- [Your instructions]: Print the entire listing. Each line must match the original exactly.

Start of Task material

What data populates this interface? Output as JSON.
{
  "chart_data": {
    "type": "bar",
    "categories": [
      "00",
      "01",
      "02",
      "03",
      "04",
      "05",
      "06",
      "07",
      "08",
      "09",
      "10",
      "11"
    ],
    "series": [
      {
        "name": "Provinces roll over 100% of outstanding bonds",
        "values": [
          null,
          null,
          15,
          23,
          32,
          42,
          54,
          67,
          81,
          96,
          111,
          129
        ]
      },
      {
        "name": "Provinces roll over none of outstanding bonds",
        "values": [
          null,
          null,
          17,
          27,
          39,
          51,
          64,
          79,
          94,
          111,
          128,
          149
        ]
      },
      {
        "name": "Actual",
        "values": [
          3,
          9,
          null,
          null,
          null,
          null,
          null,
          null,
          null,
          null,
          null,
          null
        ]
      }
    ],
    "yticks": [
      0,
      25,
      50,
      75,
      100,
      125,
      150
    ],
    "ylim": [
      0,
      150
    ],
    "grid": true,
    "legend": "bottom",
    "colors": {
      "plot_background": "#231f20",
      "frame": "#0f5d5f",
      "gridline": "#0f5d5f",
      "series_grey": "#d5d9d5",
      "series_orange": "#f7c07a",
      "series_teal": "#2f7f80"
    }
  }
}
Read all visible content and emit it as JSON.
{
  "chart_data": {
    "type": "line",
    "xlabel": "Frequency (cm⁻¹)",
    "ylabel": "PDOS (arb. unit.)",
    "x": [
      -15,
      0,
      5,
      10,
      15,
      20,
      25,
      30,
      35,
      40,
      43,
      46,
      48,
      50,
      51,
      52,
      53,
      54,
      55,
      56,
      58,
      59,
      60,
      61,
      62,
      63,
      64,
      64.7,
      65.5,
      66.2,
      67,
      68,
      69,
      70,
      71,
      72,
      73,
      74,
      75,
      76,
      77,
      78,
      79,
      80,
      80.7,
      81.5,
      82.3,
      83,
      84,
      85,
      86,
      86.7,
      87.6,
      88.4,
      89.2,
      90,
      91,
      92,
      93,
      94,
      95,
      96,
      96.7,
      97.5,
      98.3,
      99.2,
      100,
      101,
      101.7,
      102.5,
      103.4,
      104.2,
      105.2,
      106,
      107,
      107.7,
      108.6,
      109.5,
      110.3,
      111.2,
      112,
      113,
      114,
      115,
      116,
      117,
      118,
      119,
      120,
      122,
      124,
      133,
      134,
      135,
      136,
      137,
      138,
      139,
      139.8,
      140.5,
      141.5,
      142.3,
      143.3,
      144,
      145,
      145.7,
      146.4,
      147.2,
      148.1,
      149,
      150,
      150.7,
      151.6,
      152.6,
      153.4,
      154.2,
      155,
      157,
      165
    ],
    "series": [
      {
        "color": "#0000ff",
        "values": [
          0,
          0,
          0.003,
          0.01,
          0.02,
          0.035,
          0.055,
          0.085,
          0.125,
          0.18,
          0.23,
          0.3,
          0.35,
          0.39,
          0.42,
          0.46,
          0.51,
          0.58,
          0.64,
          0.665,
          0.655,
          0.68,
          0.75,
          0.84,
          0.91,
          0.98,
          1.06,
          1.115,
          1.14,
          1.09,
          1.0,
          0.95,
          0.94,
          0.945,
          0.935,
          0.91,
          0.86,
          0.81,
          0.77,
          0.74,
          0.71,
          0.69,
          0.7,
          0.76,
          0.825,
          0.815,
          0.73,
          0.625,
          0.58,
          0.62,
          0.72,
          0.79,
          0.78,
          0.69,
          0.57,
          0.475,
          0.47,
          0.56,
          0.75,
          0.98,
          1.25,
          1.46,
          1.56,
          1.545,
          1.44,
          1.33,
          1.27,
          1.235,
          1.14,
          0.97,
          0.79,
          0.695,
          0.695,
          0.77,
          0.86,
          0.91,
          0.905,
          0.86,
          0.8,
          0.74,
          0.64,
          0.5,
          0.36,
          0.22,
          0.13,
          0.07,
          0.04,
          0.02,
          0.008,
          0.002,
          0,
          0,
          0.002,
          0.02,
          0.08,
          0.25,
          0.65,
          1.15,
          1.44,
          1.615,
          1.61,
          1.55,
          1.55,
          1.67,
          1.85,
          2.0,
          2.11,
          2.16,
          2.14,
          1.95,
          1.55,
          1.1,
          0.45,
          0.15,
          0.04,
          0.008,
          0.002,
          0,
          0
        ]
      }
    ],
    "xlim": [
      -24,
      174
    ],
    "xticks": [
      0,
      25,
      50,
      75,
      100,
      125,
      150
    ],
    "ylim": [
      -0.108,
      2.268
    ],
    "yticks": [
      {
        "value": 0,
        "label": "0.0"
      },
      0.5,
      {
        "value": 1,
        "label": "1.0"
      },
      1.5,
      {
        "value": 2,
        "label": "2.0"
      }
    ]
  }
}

End of Task material

- [Response to the exercise]:
What data populates this interface? Output as JSON.
{
  "chart_data": {
    "type": "bar",
    "categories": [
      "00",
      "01",
      "02",
      "03",
      "04",
      "05",
      "06",
      "07",
      "08",
      "09",
      "10",
      "11"
    ],
    "series": [
      {
        "name": "Provinces roll over 100% of outstanding bonds",
        "values": [
          null,
          null,
          15,
          23,
          32,
          42,
          54,
          67,
          81,
          96,
          111,
          129
        ]
      },
      {
        "name": "Provinces roll over none of outstanding bonds",
        "values": [
          null,
          null,
          17,
          27,
          39,
          51,
          64,
          79,
          94,
          111,
          128,
          149
        ]
      },
      {
        "name": "Actual",
        "values": [
          3,
          9,
          null,
          null,
          null,
          null,
          null,
          null,
          null,
          null,
          null,
          null
        ]
      }
    ],
    "yticks": [
      0,
      25,
      50,
      75,
      100,
      125,
      150
    ],
    "ylim": [
      0,
      150
    ],
    "grid": true,
    "legend": "bottom",
    "colors": {
      "plot_background": "#231f20",
      "frame": "#0f5d5f",
      "gridline": "#0f5d5f",
      "series_grey": "#d5d9d5",
      "series_orange": "#f7c07a",
      "series_teal": "#2f7f80"
    }
  }
}
Read all visible content and emit it as JSON.
{
  "chart_data": {
    "type": "line",
    "xlabel": "Frequency (cm⁻¹)",
    "ylabel": "PDOS (arb. unit.)",
    "x": [
      -15,
      0,
      5,
      10,
      15,
      20,
      25,
      30,
      35,
      40,
      43,
      46,
      48,
      50,
      51,
      52,
      53,
      54,
      55,
      56,
      58,
      59,
      60,
      61,
      62,
      63,
      64,
      64.7,
      65.5,
      66.2,
      67,
      68,
      69,
      70,
      71,
      72,
      73,
      74,
      75,
      76,
      77,
      78,
      79,
      80,
      80.7,
      81.5,
      82.3,
      83,
      84,
      85,
      86,
      86.7,
      87.6,
      88.4,
      89.2,
      90,
      91,
      92,
      93,
      94,
      95,
      96,
      96.7,
      97.5,
      98.3,
      99.2,
      100,
      101,
      101.7,
      102.5,
      103.4,
      104.2,
      105.2,
      106,
      107,
      107.7,
      108.6,
      109.5,
      110.3,
      111.2,
      112,
      113,
      114,
      115,
      116,
      117,
      118,
      119,
      120,
      122,
      124,
      133,
      134,
      135,
      136,
      137,
      138,
      139,
      139.8,
      140.5,
      141.5,
      142.3,
      143.3,
      144,
      145,
      145.7,
      146.4,
      147.2,
      148.1,
      149,
      150,
      150.7,
      151.6,
      152.6,
      153.4,
      154.2,
      155,
      157,
      165
    ],
    "series": [
      {
        "color": "#0000ff",
        "values": [
          0,
          0,
          0.003,
          0.01,
          0.02,
          0.035,
          0.055,
          0.085,
          0.125,
          0.18,
          0.23,
          0.3,
          0.35,
          0.39,
          0.42,
          0.46,
          0.51,
          0.58,
          0.64,
          0.665,
          0.655,
          0.68,
          0.75,
          0.84,
          0.91,
          0.98,
          1.06,
          1.115,
          1.14,
          1.09,
          1.0,
          0.95,
          0.94,
          0.945,
          0.935,
          0.91,
          0.86,
          0.81,
          0.77,
          0.74,
          0.71,
          0.69,
          0.7,
          0.76,
          0.825,
          0.815,
          0.73,
          0.625,
          0.58,
          0.62,
          0.72,
          0.79,
          0.78,
          0.69,
          0.57,
          0.475,
          0.47,
          0.56,
          0.75,
          0.98,
          1.25,
          1.46,
          1.56,
          1.545,
          1.44,
          1.33,
          1.27,
          1.235,
          1.14,
          0.97,
          0.79,
          0.695,
          0.695,
          0.77,
          0.86,
          0.91,
          0.905,
          0.86,
          0.8,
          0.74,
          0.64,
          0.5,
          0.36,
          0.22,
          0.13,
          0.07,
          0.04,
          0.02,
          0.008,
          0.002,
          0,
          0,
          0.002,
          0.02,
          0.08,
          0.25,
          0.65,
          1.15,
          1.44,
          1.615,
          1.61,
          1.55,
          1.55,
          1.67,
          1.85,
          2.0,
          2.11,
          2.16,
          2.14,
          1.95,
          1.55,
          1.1,
          0.45,
          0.15,
          0.04,
          0.008,
          0.002,
          0,
          0
        ]
      }
    ],
    "xlim": [
      -24,
      174
    ],
    "xticks": [
      0,
      25,
      50,
      75,
      100,
      125,
      150
    ],
    "ylim": [
      -0.108,
      2.268
    ],
    "yticks": [
      {
        "value": 0,
        "label": "0.0"
      },
      0.5,
      {
        "value": 1,
        "label": "1.0"
      },
      1.5,
      {
        "value": 2,
        "label": "2.0"
      }
    ]
  }
}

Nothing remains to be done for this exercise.